* YOUR GOAL
The records that follow are to be transcribed in full, without their images.

┌─ DATASET EXCERPTS

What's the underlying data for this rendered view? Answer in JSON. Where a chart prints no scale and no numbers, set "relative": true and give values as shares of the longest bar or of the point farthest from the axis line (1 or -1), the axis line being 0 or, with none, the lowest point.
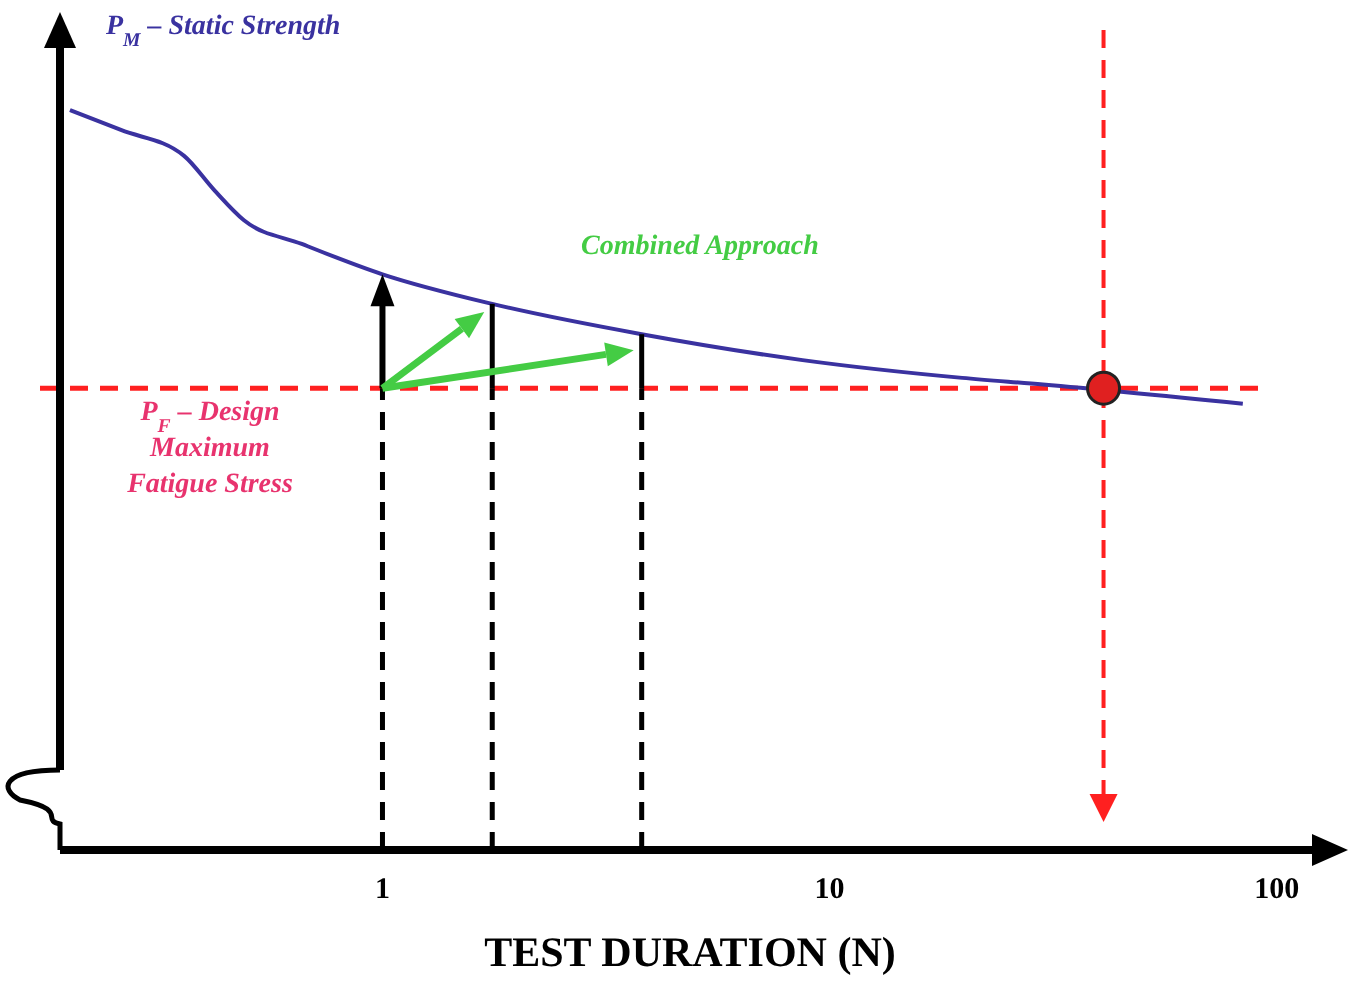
{
  "chart_data": {
    "type": "line",
    "relative": true,
    "log": "x",
    "xlabel": "TEST DURATION (N)",
    "xlim": [
      0.19,
      125
    ],
    "xticks": [
      1,
      10,
      100
    ],
    "series": [
      {
        "color": "#3a32a0",
        "marker": "none",
        "x": [
          0.2,
          0.26,
          0.36,
          0.42,
          0.49,
          0.66,
          1,
          1.76,
          3.8,
          8.7,
          19.8,
          30,
          84
        ],
        "values": [
          1,
          0.973,
          0.938,
          0.892,
          0.851,
          0.819,
          0.778,
          0.738,
          0.697,
          0.662,
          0.638,
          0.629,
          0.603
        ]
      },
      {
        "type": "scatter",
        "color": "#e02020",
        "marker": "circle",
        "x": [
          41
        ],
        "values": [
          0.624
        ]
      }
    ],
    "ref_lines": [
      {
        "axis": "y",
        "value": 0.624,
        "label": "P$_{F}$ – Design Maximum Fatigue Stress",
        "color": "#ff2020",
        "line_style": "dashed"
      },
      {
        "axis": "x",
        "value": 41,
        "color": "#ff2020",
        "line_style": "dashed"
      },
      {
        "axis": "x",
        "value": 1,
        "color": "#000000",
        "line_style": "dashed"
      },
      {
        "axis": "x",
        "value": 1.76,
        "color": "#000000",
        "line_style": "dashed"
      },
      {
        "axis": "x",
        "value": 3.8,
        "color": "#000000",
        "line_style": "dashed"
      }
    ],
    "annotations": [
      {
        "text": "P$_{M}$ – Static Strength",
        "x": 0.2,
        "y": 1
      },
      "Combined Approach"
    ]
  }
}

└─

* RESULT OF THE TASK
What's the underlying data for this rendered view? Answer in JSON. Where a chart prints no scale and no numbers, set "relative": true and give values as shares of the longest bar or of the point farthest from the axis line (1 or -1), the axis line being 0 or, with none, the lowest point.
{
  "chart_data": {
    "type": "line",
    "relative": true,
    "log": "x",
    "xlabel": "TEST DURATION (N)",
    "xlim": [
      0.19,
      125
    ],
    "xticks": [
      1,
      10,
      100
    ],
    "series": [
      {
        "color": "#3a32a0",
        "marker": "none",
        "x": [
          0.2,
          0.26,
          0.36,
          0.42,
          0.49,
          0.66,
          1,
          1.76,
          3.8,
          8.7,
          19.8,
          30,
          84
        ],
        "values": [
          1,
          0.973,
          0.938,
          0.892,
          0.851,
          0.819,
          0.778,
          0.738,
          0.697,
          0.662,
          0.638,
          0.629,
          0.603
        ]
      },
      {
        "type": "scatter",
        "color": "#e02020",
        "marker": "circle",
        "x": [
          41
        ],
        "values": [
          0.624
        ]
      }
    ],
    "ref_lines": [
      {
        "axis": "y",
        "value": 0.624,
        "label": "P$_{F}$ – Design Maximum Fatigue Stress",
        "color": "#ff2020",
        "line_style": "dashed"
      },
      {
        "axis": "x",
        "value": 41,
        "color": "#ff2020",
        "line_style": "dashed"
      },
      {
        "axis": "x",
        "value": 1,
        "color": "#000000",
        "line_style": "dashed"
      },
      {
        "axis": "x",
        "value": 1.76,
        "color": "#000000",
        "line_style": "dashed"
      },
      {
        "axis": "x",
        "value": 3.8,
        "color": "#000000",
        "line_style": "dashed"
      }
    ],
    "annotations": [
      {
        "text": "P$_{M}$ – Static Strength",
        "x": 0.2,
        "y": 1
      },
      "Combined Approach"
    ]
  }
}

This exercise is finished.